Search the data below for the word "культуры" and copy each line that holds it.

[Data records]
──────
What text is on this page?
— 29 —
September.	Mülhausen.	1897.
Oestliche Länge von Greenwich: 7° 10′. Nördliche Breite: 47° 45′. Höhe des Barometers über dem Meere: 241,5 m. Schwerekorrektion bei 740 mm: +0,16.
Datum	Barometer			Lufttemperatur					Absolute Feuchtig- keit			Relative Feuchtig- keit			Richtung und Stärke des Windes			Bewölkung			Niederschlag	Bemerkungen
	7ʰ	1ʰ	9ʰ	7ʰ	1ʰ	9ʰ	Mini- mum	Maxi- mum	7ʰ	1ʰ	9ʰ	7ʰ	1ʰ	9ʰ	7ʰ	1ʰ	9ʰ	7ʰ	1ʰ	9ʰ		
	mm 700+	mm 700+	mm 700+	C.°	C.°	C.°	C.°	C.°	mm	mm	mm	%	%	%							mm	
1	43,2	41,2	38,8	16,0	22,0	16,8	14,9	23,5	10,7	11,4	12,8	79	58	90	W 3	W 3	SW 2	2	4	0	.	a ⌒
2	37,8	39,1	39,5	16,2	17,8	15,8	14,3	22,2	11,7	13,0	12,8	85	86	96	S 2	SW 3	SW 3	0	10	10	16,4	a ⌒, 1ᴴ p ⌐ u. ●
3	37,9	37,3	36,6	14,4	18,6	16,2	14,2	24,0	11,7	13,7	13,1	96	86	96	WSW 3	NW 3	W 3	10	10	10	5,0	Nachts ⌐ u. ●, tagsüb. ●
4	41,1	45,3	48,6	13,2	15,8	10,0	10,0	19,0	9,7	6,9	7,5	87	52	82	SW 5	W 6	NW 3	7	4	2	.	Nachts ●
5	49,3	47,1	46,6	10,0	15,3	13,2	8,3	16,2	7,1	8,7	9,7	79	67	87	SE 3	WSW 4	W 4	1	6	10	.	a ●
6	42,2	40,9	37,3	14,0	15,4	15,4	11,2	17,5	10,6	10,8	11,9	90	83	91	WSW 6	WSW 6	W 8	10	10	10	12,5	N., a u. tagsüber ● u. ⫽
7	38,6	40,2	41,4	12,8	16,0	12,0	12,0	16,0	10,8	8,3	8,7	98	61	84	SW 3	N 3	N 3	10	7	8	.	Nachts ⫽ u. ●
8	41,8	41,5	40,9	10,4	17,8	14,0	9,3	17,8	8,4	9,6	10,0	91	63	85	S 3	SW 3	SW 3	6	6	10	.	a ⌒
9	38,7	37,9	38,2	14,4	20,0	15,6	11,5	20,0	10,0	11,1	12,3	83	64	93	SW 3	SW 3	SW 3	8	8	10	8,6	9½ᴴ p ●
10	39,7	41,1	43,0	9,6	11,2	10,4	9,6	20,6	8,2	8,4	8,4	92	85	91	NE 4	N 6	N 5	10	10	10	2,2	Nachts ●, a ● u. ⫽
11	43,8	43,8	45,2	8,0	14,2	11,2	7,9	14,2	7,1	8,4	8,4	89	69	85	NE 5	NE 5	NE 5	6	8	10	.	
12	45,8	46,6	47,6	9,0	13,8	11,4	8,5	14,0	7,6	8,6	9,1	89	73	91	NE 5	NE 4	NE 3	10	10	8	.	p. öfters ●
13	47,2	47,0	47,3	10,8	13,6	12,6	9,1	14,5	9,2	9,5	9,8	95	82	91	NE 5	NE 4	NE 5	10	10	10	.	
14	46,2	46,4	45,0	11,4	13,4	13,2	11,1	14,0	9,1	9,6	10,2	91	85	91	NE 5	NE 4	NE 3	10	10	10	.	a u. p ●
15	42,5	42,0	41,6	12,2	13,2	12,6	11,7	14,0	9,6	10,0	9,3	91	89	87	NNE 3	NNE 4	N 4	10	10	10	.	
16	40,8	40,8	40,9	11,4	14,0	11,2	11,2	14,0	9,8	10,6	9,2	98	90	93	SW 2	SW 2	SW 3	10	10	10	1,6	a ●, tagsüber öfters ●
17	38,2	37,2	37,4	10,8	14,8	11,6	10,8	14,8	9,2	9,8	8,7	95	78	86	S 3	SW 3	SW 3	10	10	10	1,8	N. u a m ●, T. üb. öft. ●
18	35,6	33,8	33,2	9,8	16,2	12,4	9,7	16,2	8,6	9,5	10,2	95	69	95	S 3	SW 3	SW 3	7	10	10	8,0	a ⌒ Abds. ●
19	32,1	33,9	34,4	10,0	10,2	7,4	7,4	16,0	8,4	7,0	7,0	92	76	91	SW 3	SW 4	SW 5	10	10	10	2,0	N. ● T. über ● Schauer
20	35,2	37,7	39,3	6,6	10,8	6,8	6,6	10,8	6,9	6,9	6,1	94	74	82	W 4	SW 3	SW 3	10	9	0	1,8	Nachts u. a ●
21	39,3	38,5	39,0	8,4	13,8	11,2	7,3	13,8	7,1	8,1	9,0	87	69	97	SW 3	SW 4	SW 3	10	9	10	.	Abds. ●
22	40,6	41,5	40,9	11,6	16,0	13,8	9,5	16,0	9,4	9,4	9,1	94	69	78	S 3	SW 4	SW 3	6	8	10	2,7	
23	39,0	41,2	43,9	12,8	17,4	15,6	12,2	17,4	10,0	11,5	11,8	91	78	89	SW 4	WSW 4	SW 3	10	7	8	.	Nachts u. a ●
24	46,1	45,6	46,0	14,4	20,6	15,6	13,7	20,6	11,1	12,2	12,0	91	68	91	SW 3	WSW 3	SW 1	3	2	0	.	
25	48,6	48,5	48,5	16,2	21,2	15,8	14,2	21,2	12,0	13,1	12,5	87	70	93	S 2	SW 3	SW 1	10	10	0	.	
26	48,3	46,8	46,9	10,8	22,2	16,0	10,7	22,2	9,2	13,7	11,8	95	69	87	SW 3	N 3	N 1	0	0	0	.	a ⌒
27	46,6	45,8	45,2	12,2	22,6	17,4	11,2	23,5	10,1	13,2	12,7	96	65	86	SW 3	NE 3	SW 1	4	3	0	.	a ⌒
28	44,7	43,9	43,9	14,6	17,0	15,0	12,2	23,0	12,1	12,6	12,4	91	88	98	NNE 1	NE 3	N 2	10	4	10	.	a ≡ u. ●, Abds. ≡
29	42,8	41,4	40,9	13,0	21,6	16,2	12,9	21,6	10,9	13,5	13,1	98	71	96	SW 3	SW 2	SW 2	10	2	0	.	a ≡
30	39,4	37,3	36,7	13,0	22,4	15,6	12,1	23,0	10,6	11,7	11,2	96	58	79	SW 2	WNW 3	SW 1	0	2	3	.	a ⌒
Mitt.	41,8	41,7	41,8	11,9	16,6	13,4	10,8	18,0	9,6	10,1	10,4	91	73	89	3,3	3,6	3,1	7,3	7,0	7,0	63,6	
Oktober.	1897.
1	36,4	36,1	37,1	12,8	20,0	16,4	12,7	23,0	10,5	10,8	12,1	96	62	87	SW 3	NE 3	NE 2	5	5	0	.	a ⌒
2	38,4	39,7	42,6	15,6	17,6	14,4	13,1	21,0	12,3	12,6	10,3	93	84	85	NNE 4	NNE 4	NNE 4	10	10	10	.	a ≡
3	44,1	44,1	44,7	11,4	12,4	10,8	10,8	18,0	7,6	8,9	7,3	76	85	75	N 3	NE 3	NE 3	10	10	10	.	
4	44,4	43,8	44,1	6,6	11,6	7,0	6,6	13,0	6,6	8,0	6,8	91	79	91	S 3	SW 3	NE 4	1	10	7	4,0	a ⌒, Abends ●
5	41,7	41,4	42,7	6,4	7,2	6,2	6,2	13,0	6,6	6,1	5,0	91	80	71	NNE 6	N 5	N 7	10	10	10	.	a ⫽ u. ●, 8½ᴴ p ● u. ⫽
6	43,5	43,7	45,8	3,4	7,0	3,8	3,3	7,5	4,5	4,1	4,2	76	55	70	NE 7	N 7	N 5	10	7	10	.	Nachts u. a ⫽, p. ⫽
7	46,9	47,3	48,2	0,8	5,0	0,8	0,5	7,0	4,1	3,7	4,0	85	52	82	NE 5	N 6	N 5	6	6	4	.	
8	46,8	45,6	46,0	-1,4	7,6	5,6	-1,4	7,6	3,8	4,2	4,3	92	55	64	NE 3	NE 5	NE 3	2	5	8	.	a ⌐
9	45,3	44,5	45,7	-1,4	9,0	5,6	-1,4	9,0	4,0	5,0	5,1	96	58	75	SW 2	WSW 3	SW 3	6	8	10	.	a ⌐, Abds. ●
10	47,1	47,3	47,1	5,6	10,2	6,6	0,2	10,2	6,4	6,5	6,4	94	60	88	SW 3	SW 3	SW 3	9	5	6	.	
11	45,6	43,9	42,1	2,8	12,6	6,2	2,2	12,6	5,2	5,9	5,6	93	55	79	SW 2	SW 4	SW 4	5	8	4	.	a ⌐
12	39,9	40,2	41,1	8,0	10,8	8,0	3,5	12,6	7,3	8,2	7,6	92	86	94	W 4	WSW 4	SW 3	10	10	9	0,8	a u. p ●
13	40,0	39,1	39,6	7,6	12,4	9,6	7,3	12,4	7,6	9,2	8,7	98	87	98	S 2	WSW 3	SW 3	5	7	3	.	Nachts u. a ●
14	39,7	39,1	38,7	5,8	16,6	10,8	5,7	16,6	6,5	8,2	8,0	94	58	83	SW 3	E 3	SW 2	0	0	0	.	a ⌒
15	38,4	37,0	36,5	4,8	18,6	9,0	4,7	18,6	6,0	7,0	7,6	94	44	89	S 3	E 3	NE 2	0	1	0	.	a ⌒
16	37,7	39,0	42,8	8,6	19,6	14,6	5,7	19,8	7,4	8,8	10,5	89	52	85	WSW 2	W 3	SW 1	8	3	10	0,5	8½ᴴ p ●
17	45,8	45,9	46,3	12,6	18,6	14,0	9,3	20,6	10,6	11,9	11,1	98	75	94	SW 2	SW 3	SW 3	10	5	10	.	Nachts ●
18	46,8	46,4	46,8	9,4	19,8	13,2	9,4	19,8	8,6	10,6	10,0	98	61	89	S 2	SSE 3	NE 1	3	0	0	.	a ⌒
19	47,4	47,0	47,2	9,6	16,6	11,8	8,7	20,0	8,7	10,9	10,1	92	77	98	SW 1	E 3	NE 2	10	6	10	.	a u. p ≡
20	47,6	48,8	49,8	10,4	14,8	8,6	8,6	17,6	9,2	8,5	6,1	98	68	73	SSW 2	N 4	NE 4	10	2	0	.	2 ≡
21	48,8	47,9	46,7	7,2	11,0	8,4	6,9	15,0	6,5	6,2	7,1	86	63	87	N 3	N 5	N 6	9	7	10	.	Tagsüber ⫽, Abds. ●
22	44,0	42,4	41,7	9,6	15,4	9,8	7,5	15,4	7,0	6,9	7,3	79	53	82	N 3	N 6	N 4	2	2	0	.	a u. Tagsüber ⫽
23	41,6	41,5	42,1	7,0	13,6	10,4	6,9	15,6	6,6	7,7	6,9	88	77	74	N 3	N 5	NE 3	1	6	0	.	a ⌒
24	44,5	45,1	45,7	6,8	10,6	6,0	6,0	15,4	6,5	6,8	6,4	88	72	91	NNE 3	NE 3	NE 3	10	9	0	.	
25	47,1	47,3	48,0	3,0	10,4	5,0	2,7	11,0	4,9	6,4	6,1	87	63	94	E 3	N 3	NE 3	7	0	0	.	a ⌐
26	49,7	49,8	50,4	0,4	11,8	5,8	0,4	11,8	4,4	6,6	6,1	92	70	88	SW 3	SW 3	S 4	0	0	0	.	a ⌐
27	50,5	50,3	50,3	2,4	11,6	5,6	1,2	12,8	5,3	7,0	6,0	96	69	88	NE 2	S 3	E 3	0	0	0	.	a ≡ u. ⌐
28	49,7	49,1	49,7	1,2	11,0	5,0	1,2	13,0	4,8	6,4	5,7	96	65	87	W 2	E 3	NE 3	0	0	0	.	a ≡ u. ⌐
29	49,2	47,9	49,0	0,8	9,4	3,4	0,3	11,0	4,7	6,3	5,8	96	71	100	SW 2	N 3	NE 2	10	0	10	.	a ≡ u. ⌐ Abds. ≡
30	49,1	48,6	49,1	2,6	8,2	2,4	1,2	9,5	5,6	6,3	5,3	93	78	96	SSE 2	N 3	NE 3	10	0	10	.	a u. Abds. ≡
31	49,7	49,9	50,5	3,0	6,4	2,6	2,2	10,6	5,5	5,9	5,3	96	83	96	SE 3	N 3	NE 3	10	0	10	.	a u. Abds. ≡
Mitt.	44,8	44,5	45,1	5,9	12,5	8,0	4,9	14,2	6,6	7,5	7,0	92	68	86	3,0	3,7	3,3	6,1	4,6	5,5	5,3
──────
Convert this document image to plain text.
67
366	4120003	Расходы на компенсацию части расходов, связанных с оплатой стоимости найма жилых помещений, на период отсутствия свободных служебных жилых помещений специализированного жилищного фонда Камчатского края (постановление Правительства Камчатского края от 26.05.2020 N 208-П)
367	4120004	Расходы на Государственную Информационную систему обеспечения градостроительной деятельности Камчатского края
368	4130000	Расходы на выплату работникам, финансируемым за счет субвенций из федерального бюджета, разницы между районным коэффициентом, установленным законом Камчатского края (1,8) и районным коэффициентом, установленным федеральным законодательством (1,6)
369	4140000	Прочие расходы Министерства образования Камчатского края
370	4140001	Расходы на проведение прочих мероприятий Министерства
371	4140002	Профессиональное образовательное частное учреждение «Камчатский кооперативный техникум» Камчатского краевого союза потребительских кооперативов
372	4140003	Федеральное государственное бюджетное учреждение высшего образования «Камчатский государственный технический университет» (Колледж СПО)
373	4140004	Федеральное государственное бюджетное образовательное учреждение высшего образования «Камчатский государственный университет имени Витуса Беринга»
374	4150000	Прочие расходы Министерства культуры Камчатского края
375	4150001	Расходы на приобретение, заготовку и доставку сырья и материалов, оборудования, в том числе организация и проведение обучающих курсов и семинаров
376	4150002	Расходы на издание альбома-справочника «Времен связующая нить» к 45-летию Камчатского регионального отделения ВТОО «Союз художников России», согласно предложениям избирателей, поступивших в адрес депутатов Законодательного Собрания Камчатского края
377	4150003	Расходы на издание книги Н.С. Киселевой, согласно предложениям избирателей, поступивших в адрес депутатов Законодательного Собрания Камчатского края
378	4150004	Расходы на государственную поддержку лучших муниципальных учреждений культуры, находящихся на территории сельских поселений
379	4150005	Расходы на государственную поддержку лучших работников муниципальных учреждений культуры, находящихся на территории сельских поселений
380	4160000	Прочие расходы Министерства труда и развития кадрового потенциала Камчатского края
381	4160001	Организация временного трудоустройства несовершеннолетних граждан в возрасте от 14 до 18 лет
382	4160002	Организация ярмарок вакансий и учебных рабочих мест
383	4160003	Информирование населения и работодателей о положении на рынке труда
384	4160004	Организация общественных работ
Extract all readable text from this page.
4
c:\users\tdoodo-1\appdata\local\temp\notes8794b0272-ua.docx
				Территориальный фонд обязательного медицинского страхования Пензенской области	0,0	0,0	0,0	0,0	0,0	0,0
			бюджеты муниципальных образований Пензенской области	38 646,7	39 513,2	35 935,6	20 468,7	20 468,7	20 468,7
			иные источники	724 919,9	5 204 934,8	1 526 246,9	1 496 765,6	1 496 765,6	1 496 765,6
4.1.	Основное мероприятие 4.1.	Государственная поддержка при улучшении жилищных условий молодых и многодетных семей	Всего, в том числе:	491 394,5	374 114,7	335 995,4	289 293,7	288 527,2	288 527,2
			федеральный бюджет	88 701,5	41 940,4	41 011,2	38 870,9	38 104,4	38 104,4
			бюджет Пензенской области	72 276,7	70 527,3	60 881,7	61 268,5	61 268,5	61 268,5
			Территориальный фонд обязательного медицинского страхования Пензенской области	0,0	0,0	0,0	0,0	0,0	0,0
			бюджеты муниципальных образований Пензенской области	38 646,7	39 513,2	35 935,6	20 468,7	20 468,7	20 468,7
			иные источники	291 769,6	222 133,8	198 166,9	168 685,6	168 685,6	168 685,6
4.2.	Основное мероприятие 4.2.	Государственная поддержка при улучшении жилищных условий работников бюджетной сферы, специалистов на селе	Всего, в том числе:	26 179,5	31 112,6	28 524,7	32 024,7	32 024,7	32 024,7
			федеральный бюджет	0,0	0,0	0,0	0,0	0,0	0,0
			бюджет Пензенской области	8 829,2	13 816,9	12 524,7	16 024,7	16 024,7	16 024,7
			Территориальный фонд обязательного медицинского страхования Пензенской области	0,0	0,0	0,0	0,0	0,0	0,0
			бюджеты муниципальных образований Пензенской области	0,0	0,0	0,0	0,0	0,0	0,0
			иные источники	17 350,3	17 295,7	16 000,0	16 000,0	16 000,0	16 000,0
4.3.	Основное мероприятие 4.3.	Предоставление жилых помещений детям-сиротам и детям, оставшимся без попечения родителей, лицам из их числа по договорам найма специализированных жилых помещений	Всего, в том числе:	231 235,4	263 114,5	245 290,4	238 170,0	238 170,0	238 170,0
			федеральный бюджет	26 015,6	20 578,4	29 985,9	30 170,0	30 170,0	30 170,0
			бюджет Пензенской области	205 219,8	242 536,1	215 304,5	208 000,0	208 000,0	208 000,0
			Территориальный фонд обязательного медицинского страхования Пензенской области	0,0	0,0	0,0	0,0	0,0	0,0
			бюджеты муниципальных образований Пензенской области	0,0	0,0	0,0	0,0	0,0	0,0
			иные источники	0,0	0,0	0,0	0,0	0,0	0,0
──────
* _Written solution_:
374	4150000	Прочие расходы Министерства культуры Камчатского края
378	4150004	Расходы на государственную поддержку лучших муниципальных учреждений культуры, находящихся на территории сельских поселений
379	4150005	Расходы на государственную поддержку лучших работников муниципальных учреждений культуры, находящихся на территории сельских поселений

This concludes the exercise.